▼▼▼

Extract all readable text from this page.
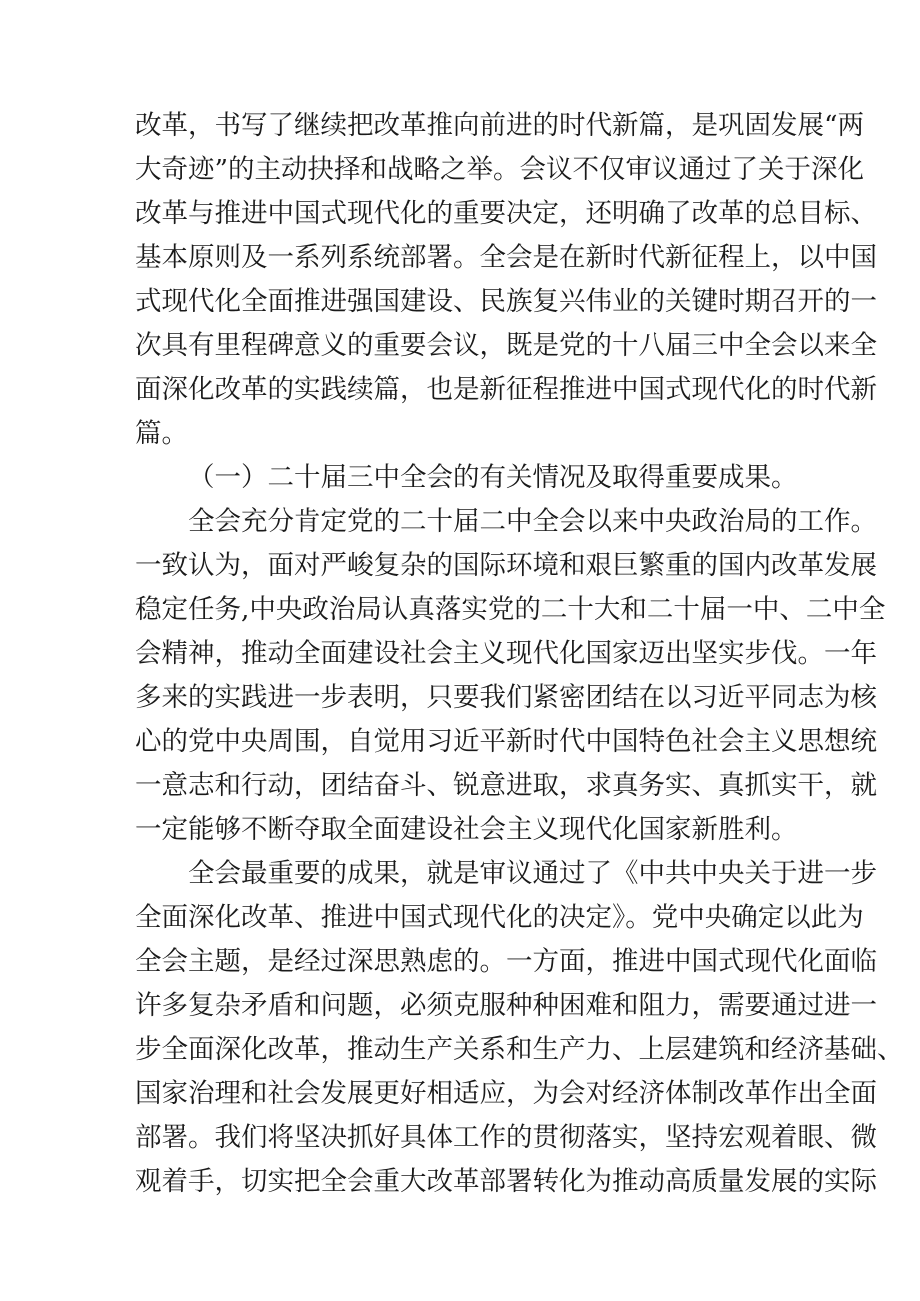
改革，书写了继续把改革推向前进的时代新篇，是巩固发展“两
大奇迹”的主动抉择和战略之举。会议不仅审议通过了关于深化
改革与推进中国式现代化的重要决定，还明确了改革的总目标、
基本原则及一系列系统部署。全会是在新时代新征程上，以中国
式现代化全面推进强国建设、民族复兴伟业的关键时期召开的一
次具有里程碑意义的重要会议，既是党的十八届三中全会以来全
面深化改革的实践续篇，也是新征程推进中国式现代化的时代新
篇。
（一）二十届三中全会的有关情况及取得重要成果。
全会充分肯定党的二十届二中全会以来中央政治局的工作。
一致认为，面对严峻复杂的国际环境和艰巨繁重的国内改革发展
稳定任务,中央政治局认真落实党的二十大和二十届一中、二中全
会精神，推动全面建设社会主义现代化国家迈出坚实步伐。一年
多来的实践进一步表明，只要我们紧密团结在以习近平同志为核
心的党中央周围，自觉用习近平新时代中国特色社会主义思想统
一意志和行动，团结奋斗、锐意进取，求真务实、真抓实干，就
一定能够不断夺取全面建设社会主义现代化国家新胜利。
全会最重要的成果，就是审议通过了《中共中央关于进一步
全面深化改革、推进中国式现代化的决定》。党中央确定以此为
全会主题，是经过深思熟虑的。一方面，推进中国式现代化面临
许多复杂矛盾和问题，必须克服种种困难和阻力，需要通过进一
步全面深化改革，推动生产关系和生产力、上层建筑和经济基础、
国家治理和社会发展更好相适应，为会对经济体制改革作出全面
部署。我们将坚决抓好具体工作的贯彻落实，坚持宏观着眼、微
观着手，切实把全会重大改革部署转化为推动高质量发展的实际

▲▲▲

Goal
Without including the pictures, reproduce all entries exactly.

Task solution
Extract all readable text from this page.
改革，书写了继续把改革推向前进的时代新篇，是巩固发展“两
大奇迹”的主动抉择和战略之举。会议不仅审议通过了关于深化
改革与推进中国式现代化的重要决定，还明确了改革的总目标、
基本原则及一系列系统部署。全会是在新时代新征程上，以中国
式现代化全面推进强国建设、民族复兴伟业的关键时期召开的一
次具有里程碑意义的重要会议，既是党的十八届三中全会以来全
面深化改革的实践续篇，也是新征程推进中国式现代化的时代新
篇。
（一）二十届三中全会的有关情况及取得重要成果。
全会充分肯定党的二十届二中全会以来中央政治局的工作。
一致认为，面对严峻复杂的国际环境和艰巨繁重的国内改革发展
稳定任务,中央政治局认真落实党的二十大和二十届一中、二中全
会精神，推动全面建设社会主义现代化国家迈出坚实步伐。一年
多来的实践进一步表明，只要我们紧密团结在以习近平同志为核
心的党中央周围，自觉用习近平新时代中国特色社会主义思想统
一意志和行动，团结奋斗、锐意进取，求真务实、真抓实干，就
一定能够不断夺取全面建设社会主义现代化国家新胜利。
全会最重要的成果，就是审议通过了《中共中央关于进一步
全面深化改革、推进中国式现代化的决定》。党中央确定以此为
全会主题，是经过深思熟虑的。一方面，推进中国式现代化面临
许多复杂矛盾和问题，必须克服种种困难和阻力，需要通过进一
步全面深化改革，推动生产关系和生产力、上层建筑和经济基础、
国家治理和社会发展更好相适应，为会对经济体制改革作出全面
部署。我们将坚决抓好具体工作的贯彻落实，坚持宏观着眼、微
观着手，切实把全会重大改革部署转化为推动高质量发展的实际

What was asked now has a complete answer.